__Requirement__. Write out the whole listing again, exactly.
>> BEGIN Listing
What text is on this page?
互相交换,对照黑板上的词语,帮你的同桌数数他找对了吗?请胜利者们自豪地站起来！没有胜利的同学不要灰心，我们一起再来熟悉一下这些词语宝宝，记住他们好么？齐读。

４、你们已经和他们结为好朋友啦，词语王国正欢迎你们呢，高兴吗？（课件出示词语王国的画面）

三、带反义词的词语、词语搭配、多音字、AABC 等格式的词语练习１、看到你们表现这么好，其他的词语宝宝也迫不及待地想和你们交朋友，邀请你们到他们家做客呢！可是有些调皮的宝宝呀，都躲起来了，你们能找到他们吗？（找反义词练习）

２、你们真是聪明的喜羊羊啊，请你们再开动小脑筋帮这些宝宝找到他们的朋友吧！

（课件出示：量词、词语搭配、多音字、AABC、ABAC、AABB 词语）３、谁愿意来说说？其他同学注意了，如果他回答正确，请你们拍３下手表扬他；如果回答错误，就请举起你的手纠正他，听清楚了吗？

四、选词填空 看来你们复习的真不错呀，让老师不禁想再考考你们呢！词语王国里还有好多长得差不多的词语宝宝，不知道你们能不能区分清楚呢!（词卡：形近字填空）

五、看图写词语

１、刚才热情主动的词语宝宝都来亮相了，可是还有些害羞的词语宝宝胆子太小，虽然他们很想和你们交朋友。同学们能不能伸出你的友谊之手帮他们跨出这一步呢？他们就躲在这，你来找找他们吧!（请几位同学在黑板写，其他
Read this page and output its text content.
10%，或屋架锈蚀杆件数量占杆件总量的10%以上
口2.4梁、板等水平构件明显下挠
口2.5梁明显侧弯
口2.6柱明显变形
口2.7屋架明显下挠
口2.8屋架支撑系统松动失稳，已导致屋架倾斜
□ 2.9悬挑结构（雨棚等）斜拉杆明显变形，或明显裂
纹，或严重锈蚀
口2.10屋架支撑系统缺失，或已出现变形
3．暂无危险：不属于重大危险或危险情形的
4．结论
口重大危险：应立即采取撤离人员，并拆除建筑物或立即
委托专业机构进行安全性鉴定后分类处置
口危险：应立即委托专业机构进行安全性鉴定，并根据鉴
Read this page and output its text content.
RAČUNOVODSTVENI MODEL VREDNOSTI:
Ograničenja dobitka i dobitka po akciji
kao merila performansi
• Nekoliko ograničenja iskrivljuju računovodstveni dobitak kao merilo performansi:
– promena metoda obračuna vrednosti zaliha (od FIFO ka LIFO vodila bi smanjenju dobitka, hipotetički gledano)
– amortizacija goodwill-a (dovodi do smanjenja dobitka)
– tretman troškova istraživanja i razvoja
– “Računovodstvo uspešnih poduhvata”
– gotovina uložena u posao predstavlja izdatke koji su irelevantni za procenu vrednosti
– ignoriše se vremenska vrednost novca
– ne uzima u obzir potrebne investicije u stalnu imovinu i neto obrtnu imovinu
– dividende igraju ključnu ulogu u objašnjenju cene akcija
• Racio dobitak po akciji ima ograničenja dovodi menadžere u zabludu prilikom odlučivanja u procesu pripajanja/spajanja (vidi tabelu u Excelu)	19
>> END Listing
__Complete response__.
What text is on this page?
互相交换,对照黑板上的词语,帮你的同桌数数他找对了吗?请胜利者们自豪地站起来！没有胜利的同学不要灰心，我们一起再来熟悉一下这些词语宝宝，记住他们好么？齐读。

４、你们已经和他们结为好朋友啦，词语王国正欢迎你们呢，高兴吗？（课件出示词语王国的画面）

三、带反义词的词语、词语搭配、多音字、AABC 等格式的词语练习１、看到你们表现这么好，其他的词语宝宝也迫不及待地想和你们交朋友，邀请你们到他们家做客呢！可是有些调皮的宝宝呀，都躲起来了，你们能找到他们吗？（找反义词练习）

２、你们真是聪明的喜羊羊啊，请你们再开动小脑筋帮这些宝宝找到他们的朋友吧！

（课件出示：量词、词语搭配、多音字、AABC、ABAC、AABB 词语）３、谁愿意来说说？其他同学注意了，如果他回答正确，请你们拍３下手表扬他；如果回答错误，就请举起你的手纠正他，听清楚了吗？

四、选词填空 看来你们复习的真不错呀，让老师不禁想再考考你们呢！词语王国里还有好多长得差不多的词语宝宝，不知道你们能不能区分清楚呢!（词卡：形近字填空）

五、看图写词语

１、刚才热情主动的词语宝宝都来亮相了，可是还有些害羞的词语宝宝胆子太小，虽然他们很想和你们交朋友。同学们能不能伸出你的友谊之手帮他们跨出这一步呢？他们就躲在这，你来找找他们吧!（请几位同学在黑板写，其他
Read this page and output its text content.
10%，或屋架锈蚀杆件数量占杆件总量的10%以上
口2.4梁、板等水平构件明显下挠
口2.5梁明显侧弯
口2.6柱明显变形
口2.7屋架明显下挠
口2.8屋架支撑系统松动失稳，已导致屋架倾斜
□ 2.9悬挑结构（雨棚等）斜拉杆明显变形，或明显裂
纹，或严重锈蚀
口2.10屋架支撑系统缺失，或已出现变形
3．暂无危险：不属于重大危险或危险情形的
4．结论
口重大危险：应立即采取撤离人员，并拆除建筑物或立即
委托专业机构进行安全性鉴定后分类处置
口危险：应立即委托专业机构进行安全性鉴定，并根据鉴
Read this page and output its text content.
RAČUNOVODSTVENI MODEL VREDNOSTI:
Ograničenja dobitka i dobitka po akciji
kao merila performansi
• Nekoliko ograničenja iskrivljuju računovodstveni dobitak kao merilo performansi:
– promena metoda obračuna vrednosti zaliha (od FIFO ka LIFO vodila bi smanjenju dobitka, hipotetički gledano)
– amortizacija goodwill-a (dovodi do smanjenja dobitka)
– tretman troškova istraživanja i razvoja
– “Računovodstvo uspešnih poduhvata”
– gotovina uložena u posao predstavlja izdatke koji su irelevantni za procenu vrednosti
– ignoriše se vremenska vrednost novca
– ne uzima u obzir potrebne investicije u stalnu imovinu i neto obrtnu imovinu
– dividende igraju ključnu ulogu u objašnjenju cene akcija
• Racio dobitak po akciji ima ograničenja dovodi menadžere u zabludu prilikom odlučivanja u procesu pripajanja/spajanja (vidi tabelu u Excelu)	19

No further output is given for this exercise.